- [What you will do]
Reproduce each line bearing the word "期刊上刊登广告范围协议".

- [Source records]

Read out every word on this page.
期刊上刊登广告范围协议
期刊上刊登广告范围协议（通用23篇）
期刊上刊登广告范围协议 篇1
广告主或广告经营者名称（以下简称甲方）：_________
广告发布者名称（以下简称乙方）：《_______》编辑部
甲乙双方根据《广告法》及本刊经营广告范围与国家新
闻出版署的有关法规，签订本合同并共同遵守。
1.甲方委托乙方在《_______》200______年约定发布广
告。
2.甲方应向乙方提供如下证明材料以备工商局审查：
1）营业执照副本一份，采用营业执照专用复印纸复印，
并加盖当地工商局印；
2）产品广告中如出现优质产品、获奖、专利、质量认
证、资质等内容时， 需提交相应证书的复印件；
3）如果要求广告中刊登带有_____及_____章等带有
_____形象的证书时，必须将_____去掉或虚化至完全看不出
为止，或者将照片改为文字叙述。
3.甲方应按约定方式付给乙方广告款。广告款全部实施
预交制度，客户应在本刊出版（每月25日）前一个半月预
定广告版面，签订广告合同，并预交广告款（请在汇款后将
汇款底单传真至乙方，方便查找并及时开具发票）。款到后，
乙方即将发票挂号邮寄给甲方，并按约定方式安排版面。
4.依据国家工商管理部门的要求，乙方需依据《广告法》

- [Task answer]
期刊上刊登广告范围协议
期刊上刊登广告范围协议（通用23篇）
期刊上刊登广告范围协议 篇1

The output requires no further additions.